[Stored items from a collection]
⁂

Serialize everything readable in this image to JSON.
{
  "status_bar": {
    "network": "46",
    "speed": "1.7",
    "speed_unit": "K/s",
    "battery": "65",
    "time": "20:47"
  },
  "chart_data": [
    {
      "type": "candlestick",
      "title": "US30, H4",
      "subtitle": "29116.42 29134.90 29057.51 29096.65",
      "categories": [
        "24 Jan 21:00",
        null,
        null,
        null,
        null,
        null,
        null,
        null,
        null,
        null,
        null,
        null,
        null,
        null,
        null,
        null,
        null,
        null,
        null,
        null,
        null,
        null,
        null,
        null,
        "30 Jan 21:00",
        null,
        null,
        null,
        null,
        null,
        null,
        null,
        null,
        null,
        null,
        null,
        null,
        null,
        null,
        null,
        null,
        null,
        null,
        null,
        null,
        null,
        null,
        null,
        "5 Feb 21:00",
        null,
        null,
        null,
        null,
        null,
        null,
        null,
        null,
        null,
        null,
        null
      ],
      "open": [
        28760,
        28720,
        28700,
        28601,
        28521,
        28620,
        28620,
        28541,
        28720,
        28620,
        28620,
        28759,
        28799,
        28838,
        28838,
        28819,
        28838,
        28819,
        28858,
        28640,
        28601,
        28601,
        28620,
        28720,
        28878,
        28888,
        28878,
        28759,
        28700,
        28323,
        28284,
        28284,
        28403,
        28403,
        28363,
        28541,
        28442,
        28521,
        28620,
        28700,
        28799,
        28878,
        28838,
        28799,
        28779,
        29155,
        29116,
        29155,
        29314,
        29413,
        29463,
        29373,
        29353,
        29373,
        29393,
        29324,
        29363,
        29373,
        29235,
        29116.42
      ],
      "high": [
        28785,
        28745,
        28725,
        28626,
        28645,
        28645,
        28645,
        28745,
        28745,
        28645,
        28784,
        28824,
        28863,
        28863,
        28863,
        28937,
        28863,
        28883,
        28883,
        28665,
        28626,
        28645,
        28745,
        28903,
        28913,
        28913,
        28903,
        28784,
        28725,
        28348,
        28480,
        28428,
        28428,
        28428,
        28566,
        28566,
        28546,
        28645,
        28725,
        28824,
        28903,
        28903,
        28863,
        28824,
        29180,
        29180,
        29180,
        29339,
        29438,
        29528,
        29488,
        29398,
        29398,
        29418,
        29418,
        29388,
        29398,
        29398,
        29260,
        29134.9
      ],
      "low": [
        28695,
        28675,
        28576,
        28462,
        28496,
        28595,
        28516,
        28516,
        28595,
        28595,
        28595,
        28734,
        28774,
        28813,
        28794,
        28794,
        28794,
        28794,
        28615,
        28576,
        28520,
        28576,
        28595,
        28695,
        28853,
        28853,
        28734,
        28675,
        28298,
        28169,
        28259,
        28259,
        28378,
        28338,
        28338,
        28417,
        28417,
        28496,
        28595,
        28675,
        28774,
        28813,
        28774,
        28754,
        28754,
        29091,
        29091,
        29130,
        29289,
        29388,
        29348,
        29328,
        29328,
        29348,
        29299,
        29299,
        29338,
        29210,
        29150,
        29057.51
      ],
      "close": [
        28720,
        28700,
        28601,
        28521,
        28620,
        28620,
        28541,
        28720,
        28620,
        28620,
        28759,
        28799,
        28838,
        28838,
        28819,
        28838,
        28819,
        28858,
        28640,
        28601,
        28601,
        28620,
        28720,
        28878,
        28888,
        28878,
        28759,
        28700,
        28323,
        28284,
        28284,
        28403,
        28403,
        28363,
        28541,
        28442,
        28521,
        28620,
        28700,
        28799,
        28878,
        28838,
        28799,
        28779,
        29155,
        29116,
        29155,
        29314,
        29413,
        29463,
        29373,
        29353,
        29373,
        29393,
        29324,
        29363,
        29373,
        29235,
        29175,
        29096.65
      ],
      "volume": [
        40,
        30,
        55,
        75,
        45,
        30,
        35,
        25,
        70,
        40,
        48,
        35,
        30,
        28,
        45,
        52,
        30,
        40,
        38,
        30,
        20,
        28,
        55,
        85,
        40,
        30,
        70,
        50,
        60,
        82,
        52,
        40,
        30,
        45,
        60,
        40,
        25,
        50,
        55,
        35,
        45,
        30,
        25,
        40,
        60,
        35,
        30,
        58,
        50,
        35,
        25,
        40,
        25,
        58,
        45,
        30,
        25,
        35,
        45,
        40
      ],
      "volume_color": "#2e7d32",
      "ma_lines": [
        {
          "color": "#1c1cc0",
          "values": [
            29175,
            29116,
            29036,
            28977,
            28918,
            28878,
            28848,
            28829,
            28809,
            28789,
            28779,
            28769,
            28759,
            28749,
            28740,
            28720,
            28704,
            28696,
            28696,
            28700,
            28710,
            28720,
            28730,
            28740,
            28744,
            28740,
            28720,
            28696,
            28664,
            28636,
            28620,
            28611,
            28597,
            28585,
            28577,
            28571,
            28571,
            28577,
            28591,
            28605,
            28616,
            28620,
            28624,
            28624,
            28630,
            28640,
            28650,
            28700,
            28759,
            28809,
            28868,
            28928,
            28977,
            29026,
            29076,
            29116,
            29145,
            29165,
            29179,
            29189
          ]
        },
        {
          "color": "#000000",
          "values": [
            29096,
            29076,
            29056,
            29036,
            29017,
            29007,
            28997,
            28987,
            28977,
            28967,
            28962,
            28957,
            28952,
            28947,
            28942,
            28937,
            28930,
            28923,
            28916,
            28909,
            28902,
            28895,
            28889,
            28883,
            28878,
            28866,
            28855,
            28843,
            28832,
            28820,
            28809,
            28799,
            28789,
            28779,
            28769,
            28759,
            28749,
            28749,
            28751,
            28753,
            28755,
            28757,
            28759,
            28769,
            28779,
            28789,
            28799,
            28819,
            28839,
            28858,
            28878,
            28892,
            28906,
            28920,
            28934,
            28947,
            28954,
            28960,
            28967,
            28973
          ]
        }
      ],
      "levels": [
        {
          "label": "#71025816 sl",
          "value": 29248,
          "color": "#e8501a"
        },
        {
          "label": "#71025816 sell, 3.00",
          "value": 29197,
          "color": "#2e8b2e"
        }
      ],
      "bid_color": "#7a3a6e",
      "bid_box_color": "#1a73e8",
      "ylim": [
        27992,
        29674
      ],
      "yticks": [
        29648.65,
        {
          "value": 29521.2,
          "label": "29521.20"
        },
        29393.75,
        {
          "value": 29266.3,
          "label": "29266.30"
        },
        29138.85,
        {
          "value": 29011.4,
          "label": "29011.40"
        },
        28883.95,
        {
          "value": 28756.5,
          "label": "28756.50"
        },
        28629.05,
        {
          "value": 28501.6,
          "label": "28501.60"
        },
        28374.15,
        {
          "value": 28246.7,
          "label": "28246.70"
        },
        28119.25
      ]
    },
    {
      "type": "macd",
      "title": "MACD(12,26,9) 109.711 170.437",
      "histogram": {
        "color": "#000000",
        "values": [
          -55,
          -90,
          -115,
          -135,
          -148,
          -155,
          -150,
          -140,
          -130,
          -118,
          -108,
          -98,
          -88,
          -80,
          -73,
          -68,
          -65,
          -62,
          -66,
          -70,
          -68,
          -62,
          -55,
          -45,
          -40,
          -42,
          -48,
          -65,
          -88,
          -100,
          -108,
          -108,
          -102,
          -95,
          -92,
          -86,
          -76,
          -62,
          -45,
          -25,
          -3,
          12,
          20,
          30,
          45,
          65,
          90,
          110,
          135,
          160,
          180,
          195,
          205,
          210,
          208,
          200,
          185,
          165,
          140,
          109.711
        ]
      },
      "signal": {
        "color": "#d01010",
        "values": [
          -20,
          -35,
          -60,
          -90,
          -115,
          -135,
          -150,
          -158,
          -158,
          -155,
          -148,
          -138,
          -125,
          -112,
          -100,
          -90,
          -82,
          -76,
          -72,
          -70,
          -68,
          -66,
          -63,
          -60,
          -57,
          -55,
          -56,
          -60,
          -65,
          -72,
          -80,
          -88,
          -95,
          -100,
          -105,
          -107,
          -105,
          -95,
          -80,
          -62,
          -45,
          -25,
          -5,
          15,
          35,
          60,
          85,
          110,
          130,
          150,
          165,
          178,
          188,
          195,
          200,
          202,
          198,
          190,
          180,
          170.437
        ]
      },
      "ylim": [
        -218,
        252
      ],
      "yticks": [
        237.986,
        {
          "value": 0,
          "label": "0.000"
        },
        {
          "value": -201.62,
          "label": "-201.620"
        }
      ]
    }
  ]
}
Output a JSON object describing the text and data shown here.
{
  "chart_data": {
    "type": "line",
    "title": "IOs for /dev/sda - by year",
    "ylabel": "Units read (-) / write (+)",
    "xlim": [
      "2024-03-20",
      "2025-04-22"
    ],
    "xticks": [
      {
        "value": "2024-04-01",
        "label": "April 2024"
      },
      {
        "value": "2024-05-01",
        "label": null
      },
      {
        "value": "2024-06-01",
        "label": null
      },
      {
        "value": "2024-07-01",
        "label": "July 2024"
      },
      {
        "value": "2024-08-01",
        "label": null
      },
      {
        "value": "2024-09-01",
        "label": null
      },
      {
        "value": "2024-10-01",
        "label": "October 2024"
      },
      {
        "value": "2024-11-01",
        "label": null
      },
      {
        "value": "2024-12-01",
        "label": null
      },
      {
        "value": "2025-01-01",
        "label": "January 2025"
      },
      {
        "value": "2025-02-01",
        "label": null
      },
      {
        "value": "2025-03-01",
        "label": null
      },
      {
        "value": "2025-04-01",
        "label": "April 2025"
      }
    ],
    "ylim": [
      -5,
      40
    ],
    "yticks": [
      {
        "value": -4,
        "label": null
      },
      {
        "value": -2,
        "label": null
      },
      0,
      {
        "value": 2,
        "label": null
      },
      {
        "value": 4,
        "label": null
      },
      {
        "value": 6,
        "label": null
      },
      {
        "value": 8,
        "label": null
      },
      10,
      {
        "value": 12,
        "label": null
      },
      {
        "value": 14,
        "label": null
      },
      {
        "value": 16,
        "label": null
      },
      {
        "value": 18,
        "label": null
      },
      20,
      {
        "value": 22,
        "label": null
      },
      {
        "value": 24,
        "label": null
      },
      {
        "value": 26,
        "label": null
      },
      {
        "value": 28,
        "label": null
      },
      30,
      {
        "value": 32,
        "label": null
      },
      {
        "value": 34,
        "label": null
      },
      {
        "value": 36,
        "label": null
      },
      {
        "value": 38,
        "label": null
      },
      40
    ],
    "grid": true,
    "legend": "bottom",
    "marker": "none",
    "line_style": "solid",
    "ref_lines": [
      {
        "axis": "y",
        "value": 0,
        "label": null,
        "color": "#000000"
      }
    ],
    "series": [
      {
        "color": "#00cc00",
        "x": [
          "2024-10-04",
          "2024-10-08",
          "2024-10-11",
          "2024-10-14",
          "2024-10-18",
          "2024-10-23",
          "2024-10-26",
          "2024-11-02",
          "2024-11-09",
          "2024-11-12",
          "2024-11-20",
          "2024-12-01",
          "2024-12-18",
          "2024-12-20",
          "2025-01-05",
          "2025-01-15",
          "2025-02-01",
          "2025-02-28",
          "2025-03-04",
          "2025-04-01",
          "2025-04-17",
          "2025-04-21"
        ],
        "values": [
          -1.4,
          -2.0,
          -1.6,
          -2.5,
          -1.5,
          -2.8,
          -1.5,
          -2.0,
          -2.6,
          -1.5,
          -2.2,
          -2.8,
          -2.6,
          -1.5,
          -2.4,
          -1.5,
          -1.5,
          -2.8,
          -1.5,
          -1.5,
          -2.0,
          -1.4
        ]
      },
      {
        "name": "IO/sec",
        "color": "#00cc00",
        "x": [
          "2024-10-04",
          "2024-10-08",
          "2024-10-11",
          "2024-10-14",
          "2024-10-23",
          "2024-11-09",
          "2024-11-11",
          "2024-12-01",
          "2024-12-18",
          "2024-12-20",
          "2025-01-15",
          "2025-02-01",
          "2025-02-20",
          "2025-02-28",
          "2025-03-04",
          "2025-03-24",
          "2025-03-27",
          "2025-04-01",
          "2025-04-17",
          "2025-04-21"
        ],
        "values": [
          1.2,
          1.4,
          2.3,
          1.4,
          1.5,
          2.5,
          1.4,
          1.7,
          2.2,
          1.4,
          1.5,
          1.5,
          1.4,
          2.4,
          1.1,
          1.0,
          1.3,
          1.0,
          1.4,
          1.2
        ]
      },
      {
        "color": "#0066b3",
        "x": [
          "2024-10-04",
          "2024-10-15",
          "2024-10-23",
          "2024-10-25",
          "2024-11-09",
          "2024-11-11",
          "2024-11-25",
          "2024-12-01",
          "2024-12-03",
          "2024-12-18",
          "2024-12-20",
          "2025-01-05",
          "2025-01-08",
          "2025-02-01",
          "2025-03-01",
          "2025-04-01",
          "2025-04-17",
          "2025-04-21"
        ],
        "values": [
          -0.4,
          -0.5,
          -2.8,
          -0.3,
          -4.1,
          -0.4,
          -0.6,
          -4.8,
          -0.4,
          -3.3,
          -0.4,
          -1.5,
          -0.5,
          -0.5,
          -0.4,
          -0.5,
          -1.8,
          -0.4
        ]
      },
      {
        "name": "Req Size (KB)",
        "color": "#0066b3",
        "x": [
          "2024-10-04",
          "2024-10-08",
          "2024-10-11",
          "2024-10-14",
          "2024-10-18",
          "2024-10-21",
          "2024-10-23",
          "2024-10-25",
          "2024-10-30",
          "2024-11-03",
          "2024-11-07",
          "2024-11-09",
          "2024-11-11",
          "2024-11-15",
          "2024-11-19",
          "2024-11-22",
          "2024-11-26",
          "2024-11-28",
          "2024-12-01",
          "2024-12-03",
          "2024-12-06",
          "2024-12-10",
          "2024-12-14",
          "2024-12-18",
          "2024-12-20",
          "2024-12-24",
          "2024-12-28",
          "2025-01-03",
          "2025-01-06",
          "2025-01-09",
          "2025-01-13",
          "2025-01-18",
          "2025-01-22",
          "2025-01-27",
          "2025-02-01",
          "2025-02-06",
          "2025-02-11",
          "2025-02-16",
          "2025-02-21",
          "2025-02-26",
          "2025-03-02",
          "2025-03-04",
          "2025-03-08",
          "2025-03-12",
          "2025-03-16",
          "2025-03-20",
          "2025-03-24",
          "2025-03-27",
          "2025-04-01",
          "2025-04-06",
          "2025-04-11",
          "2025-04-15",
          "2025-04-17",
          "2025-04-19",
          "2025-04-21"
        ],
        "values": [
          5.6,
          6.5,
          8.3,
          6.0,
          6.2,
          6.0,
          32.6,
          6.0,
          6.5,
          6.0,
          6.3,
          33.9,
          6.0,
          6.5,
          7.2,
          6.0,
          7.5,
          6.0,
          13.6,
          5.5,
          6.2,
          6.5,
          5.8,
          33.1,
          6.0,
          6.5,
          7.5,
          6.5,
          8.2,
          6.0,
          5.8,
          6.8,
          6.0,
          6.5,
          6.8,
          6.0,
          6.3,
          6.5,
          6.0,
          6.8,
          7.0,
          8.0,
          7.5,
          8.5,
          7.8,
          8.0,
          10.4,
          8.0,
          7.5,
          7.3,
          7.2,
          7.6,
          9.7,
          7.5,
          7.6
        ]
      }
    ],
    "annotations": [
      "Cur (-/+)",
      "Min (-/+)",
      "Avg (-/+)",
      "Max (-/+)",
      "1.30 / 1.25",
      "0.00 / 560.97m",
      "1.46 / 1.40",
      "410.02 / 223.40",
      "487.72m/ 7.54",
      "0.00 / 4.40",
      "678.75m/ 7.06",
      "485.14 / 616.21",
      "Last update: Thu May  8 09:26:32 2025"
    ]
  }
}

⁂

Given instruction → Search the data for the string "JSON". List each line that has it.

Solved problem →
Serialize everything readable in this image to JSON.
Output a JSON object describing the text and data shown here.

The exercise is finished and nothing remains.